--- Begin Input material ---
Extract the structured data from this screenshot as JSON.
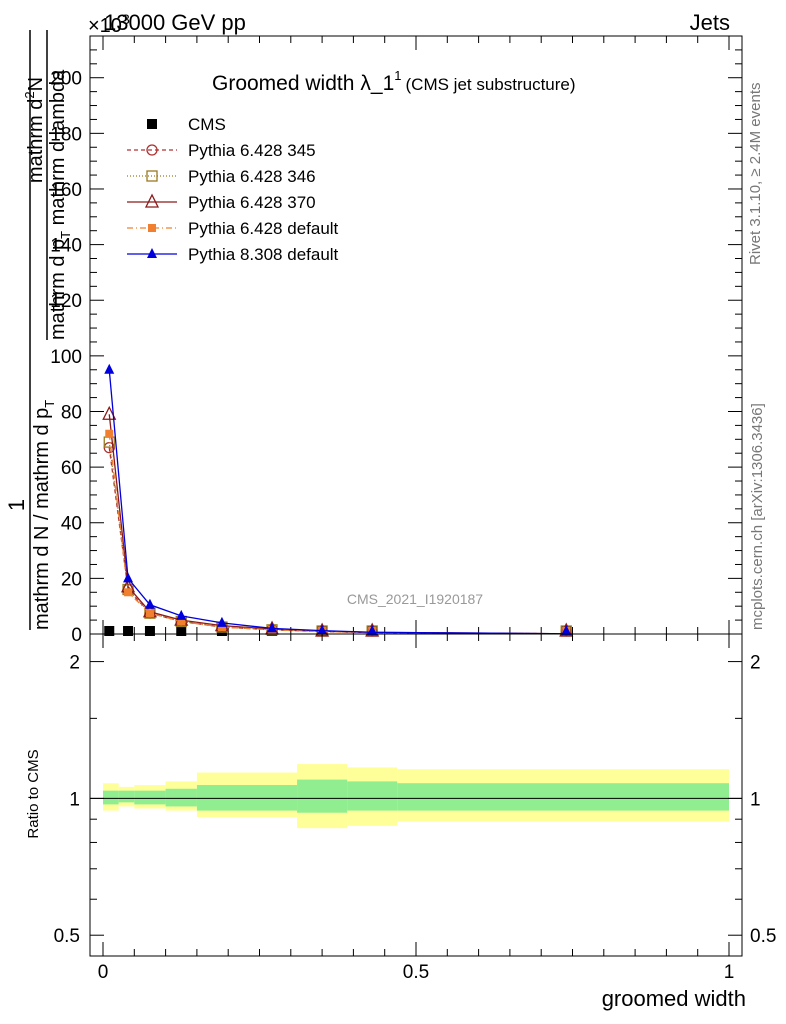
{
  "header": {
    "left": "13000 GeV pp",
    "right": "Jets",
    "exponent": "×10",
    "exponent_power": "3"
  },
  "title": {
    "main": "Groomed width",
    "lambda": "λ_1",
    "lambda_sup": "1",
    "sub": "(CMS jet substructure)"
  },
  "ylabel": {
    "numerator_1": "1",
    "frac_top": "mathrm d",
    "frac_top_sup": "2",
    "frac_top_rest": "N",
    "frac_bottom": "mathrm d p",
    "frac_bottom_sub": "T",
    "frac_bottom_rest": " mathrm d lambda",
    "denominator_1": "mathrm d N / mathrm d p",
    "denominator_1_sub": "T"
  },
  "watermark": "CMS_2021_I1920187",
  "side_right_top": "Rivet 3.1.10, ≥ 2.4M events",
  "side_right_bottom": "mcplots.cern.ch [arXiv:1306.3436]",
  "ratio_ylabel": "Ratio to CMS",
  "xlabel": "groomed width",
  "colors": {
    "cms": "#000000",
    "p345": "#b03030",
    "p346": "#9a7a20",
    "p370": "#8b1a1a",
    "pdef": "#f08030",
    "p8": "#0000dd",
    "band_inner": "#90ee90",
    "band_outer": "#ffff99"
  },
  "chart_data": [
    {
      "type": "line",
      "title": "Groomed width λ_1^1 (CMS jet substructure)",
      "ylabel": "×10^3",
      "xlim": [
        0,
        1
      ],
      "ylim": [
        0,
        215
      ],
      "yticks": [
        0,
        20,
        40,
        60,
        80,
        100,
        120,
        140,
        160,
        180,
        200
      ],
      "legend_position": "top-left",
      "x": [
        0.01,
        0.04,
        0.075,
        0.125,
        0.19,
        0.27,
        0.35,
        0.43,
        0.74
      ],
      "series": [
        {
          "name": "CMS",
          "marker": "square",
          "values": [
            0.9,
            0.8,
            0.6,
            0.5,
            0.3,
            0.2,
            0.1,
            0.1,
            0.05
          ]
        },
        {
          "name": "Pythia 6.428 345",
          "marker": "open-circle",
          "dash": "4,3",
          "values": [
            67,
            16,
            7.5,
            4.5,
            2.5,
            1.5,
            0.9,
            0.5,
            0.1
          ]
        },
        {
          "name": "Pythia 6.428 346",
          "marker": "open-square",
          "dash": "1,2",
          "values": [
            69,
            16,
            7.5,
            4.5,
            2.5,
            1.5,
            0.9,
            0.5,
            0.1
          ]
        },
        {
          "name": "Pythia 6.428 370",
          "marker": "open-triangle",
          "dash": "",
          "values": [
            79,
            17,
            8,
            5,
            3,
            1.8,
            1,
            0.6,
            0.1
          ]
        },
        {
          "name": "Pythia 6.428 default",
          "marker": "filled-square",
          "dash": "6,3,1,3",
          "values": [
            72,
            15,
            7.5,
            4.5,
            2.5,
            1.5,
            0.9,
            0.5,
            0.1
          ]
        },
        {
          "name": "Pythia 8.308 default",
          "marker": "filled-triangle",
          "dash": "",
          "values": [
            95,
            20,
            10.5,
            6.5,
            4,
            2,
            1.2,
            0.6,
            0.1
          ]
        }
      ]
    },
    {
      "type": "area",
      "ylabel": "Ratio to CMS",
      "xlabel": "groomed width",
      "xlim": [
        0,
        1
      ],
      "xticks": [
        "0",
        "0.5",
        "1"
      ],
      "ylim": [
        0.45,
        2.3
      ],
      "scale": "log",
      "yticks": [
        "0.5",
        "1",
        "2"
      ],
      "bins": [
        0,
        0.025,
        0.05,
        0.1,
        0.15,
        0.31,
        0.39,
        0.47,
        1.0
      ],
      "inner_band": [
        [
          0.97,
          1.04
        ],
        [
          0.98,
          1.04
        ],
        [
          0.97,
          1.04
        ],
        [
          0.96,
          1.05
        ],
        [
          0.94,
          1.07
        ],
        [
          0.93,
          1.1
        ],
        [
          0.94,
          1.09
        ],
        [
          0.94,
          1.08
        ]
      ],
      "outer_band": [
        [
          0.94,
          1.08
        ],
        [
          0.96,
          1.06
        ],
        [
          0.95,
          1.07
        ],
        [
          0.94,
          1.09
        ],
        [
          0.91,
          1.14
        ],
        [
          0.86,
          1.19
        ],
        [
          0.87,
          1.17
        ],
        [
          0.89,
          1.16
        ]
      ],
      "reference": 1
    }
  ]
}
--- End Input material ---
Indicate how many lines of the material contain the string "Pythia", giving the number and nothing more.

▶ _In response_
5